#### TASK STATEMENT:
Select every line holding the word "this" and copy it.

#### EXERCISE INPUTS:
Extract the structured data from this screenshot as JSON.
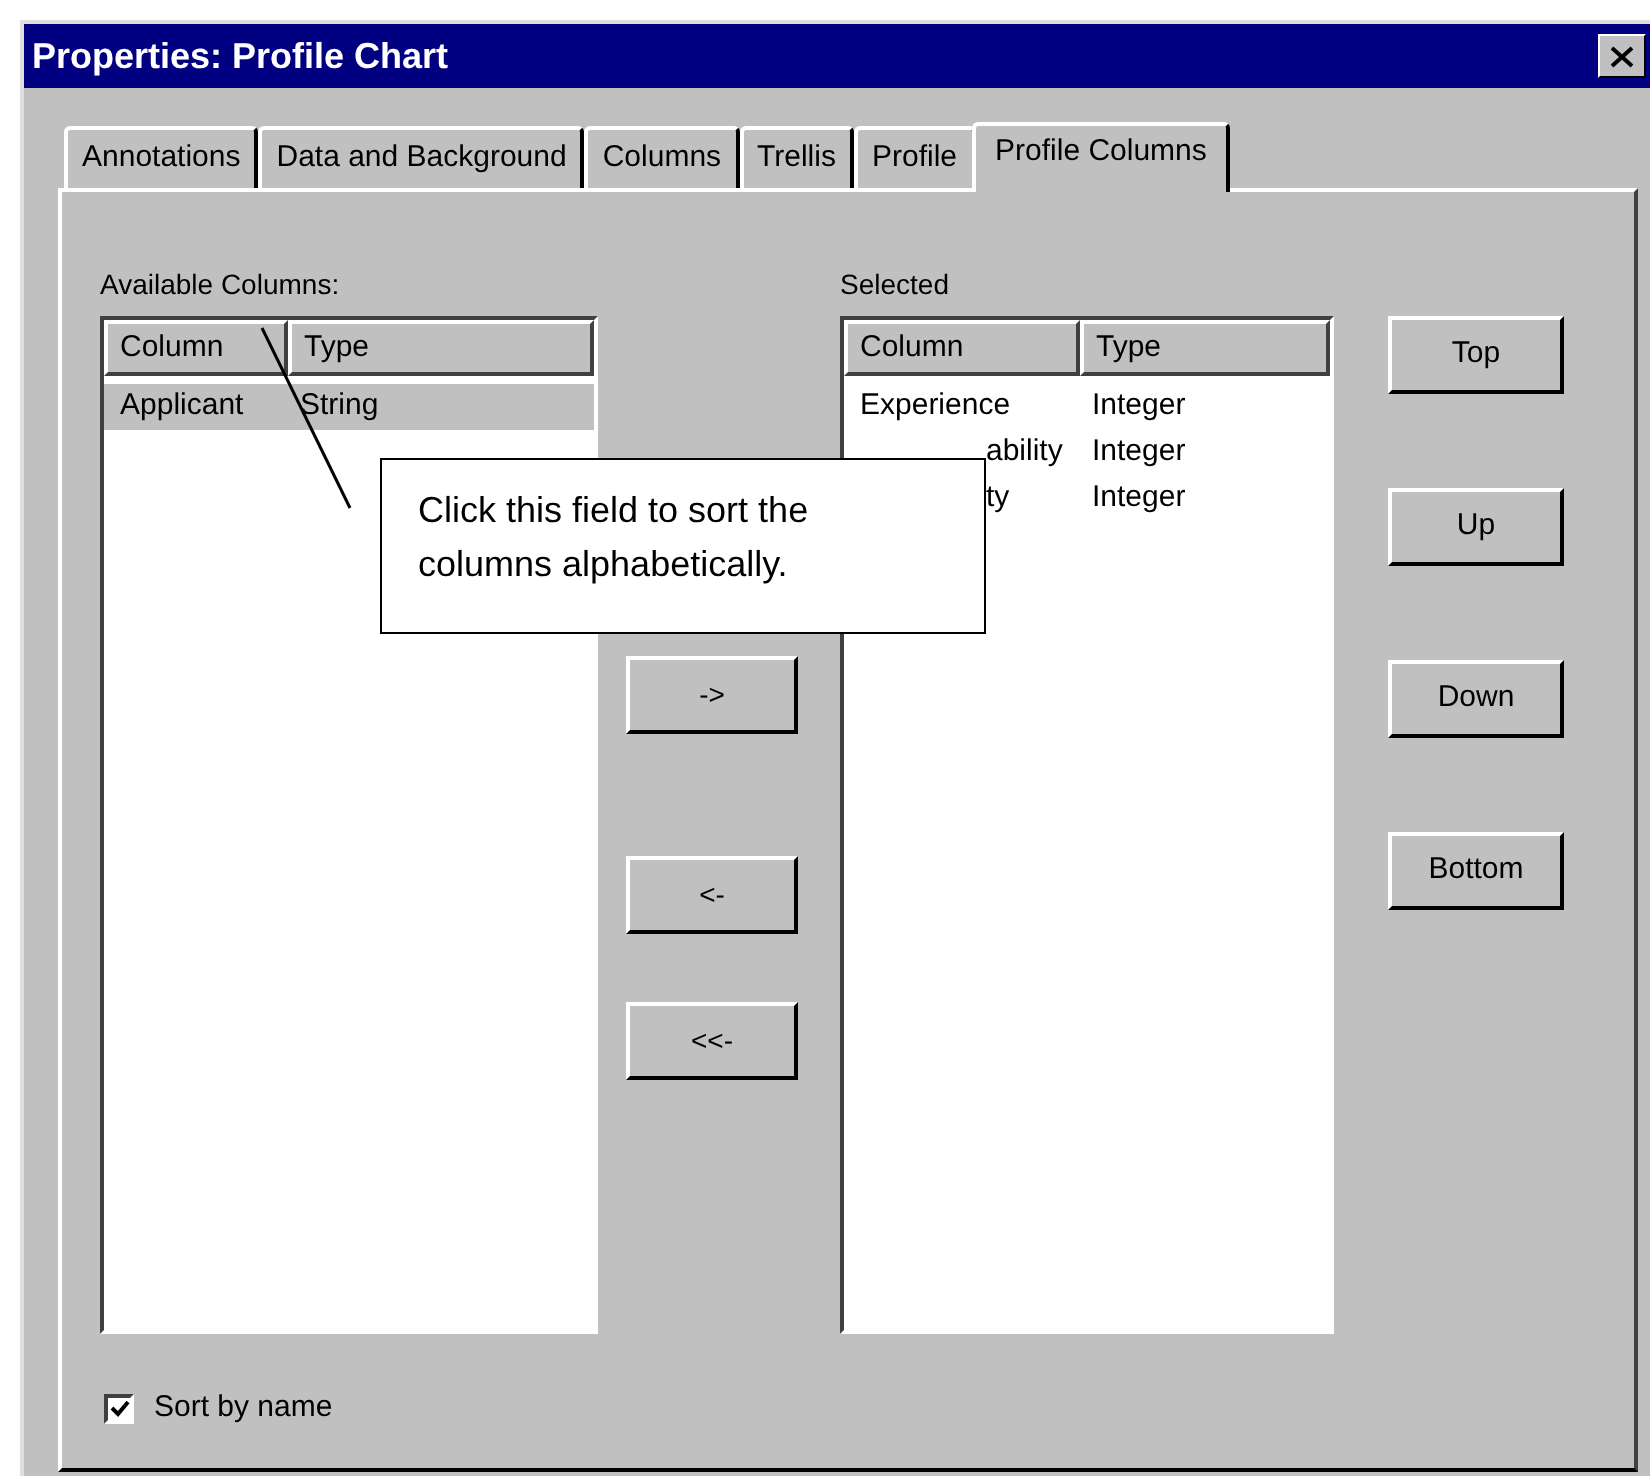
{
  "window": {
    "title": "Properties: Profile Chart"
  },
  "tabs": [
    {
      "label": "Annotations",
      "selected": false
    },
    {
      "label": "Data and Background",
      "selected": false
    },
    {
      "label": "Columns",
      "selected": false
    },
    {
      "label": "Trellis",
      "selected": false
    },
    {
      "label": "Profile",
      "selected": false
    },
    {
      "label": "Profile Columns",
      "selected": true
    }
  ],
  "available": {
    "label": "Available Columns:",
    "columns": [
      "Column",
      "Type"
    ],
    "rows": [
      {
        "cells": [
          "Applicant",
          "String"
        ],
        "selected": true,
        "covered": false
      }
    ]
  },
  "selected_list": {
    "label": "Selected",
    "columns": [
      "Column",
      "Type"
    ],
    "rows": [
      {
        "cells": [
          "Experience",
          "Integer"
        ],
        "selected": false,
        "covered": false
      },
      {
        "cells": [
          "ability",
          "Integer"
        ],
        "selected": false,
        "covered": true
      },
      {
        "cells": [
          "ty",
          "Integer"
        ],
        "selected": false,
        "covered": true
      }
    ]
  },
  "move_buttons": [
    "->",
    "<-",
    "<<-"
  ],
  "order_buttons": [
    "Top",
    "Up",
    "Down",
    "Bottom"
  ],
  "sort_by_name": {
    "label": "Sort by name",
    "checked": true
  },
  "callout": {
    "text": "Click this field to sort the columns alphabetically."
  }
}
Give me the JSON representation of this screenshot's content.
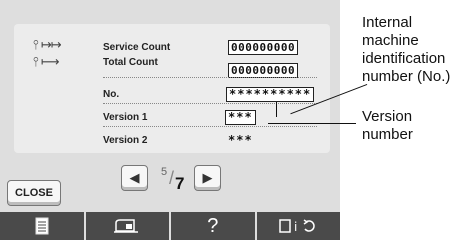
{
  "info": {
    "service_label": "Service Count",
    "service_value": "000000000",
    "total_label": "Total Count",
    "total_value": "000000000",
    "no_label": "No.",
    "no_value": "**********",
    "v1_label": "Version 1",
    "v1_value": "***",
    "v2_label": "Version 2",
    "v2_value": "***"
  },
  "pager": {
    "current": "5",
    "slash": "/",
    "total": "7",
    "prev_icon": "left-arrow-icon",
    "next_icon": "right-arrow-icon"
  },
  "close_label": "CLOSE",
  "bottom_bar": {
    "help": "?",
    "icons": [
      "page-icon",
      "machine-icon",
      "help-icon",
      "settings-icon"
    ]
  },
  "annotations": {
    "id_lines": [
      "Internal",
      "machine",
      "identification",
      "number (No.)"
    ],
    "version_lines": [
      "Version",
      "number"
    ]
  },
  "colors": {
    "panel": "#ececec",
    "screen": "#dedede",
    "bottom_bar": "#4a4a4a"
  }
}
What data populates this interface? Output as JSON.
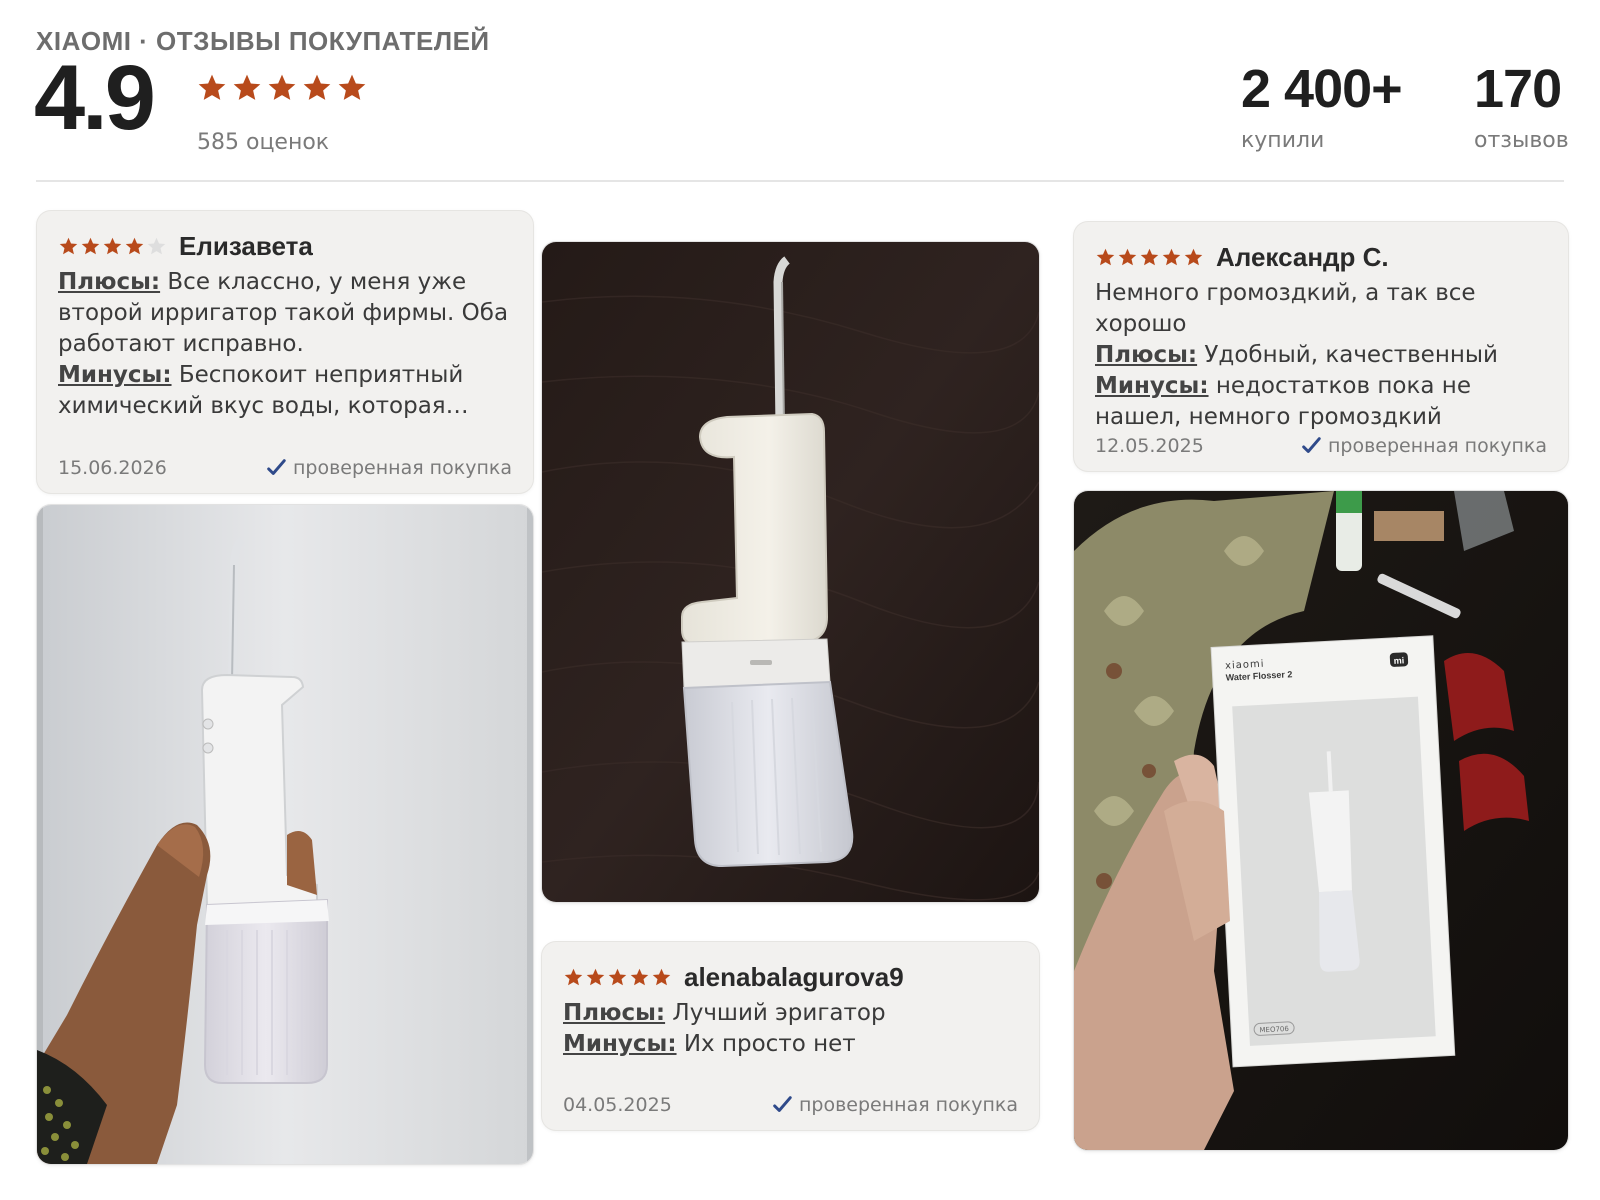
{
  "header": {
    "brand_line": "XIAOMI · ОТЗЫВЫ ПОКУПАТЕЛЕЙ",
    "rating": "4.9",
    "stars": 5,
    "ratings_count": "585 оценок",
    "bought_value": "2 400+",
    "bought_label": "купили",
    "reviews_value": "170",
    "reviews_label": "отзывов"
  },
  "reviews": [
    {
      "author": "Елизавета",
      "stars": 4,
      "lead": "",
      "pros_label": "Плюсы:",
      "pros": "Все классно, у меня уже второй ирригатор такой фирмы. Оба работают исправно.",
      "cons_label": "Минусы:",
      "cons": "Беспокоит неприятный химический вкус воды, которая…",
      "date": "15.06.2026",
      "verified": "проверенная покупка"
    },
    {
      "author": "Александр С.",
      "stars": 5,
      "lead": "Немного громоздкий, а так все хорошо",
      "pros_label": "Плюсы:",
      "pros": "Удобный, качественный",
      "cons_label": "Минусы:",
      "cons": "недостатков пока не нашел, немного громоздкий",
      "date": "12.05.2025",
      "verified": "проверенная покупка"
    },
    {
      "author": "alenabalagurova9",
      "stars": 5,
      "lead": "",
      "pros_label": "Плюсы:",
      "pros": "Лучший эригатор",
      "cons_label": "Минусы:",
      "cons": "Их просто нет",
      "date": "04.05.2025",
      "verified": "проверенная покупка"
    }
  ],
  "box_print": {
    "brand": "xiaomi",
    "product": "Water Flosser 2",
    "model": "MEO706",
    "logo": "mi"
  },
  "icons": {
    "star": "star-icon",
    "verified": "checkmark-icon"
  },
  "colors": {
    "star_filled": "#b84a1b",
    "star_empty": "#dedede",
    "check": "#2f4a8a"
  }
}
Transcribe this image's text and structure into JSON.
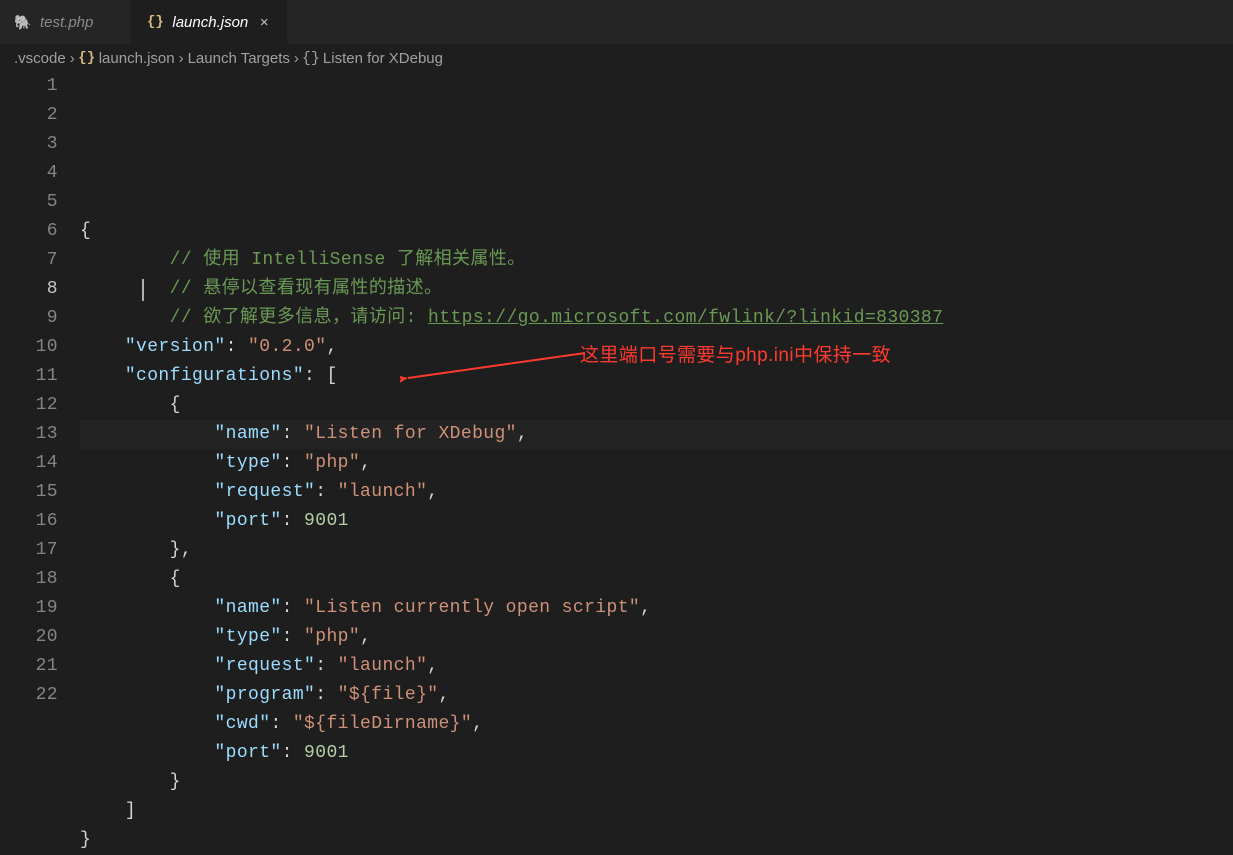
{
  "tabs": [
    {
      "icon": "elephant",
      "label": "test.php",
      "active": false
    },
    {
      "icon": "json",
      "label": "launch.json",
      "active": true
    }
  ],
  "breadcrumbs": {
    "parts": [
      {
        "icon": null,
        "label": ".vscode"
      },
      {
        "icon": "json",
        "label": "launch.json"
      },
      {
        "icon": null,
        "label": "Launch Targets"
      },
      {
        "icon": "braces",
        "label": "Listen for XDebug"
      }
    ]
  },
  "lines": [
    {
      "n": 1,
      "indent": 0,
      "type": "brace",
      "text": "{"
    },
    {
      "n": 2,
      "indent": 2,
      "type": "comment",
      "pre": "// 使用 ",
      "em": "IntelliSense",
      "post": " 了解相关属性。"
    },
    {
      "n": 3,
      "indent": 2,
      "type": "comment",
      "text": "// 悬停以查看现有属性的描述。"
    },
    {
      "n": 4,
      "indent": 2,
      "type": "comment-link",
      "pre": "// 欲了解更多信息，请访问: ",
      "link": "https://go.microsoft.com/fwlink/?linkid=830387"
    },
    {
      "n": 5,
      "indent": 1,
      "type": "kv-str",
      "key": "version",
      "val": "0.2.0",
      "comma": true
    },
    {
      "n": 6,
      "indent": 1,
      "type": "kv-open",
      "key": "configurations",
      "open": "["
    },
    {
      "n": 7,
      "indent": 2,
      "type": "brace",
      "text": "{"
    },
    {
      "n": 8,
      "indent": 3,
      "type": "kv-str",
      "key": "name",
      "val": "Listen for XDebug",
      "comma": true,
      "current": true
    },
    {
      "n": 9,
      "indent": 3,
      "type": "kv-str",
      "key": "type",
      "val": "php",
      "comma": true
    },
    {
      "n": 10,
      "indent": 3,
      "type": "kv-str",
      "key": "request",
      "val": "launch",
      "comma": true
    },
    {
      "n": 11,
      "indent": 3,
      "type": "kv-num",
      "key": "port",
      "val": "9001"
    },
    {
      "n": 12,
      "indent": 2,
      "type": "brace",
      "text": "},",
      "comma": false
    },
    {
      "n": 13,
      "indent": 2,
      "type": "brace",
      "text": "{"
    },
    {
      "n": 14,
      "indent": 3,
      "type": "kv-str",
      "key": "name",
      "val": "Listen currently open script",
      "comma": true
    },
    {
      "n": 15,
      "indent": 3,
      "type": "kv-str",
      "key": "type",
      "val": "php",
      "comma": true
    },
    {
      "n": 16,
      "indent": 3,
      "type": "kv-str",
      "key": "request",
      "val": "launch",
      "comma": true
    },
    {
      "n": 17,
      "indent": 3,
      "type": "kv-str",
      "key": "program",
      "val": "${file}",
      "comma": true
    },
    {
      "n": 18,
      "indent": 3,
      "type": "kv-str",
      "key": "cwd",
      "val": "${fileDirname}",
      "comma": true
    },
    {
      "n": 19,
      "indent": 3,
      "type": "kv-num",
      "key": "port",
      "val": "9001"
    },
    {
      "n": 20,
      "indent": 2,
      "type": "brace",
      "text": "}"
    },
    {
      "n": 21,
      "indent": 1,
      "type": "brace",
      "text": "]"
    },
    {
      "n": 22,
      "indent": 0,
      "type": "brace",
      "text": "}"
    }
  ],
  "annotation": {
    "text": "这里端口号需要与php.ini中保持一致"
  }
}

#### SOLUTION TO THE EXERCISE:
Extract the structured data from this screenshot as JSON.
    "text": "Click this field to sort the columns alphabetically."
Give me the JSON representation of this screenshot's content.
What data populates this interface? Output as JSON.
Transcribe this image's text and structure into JSON.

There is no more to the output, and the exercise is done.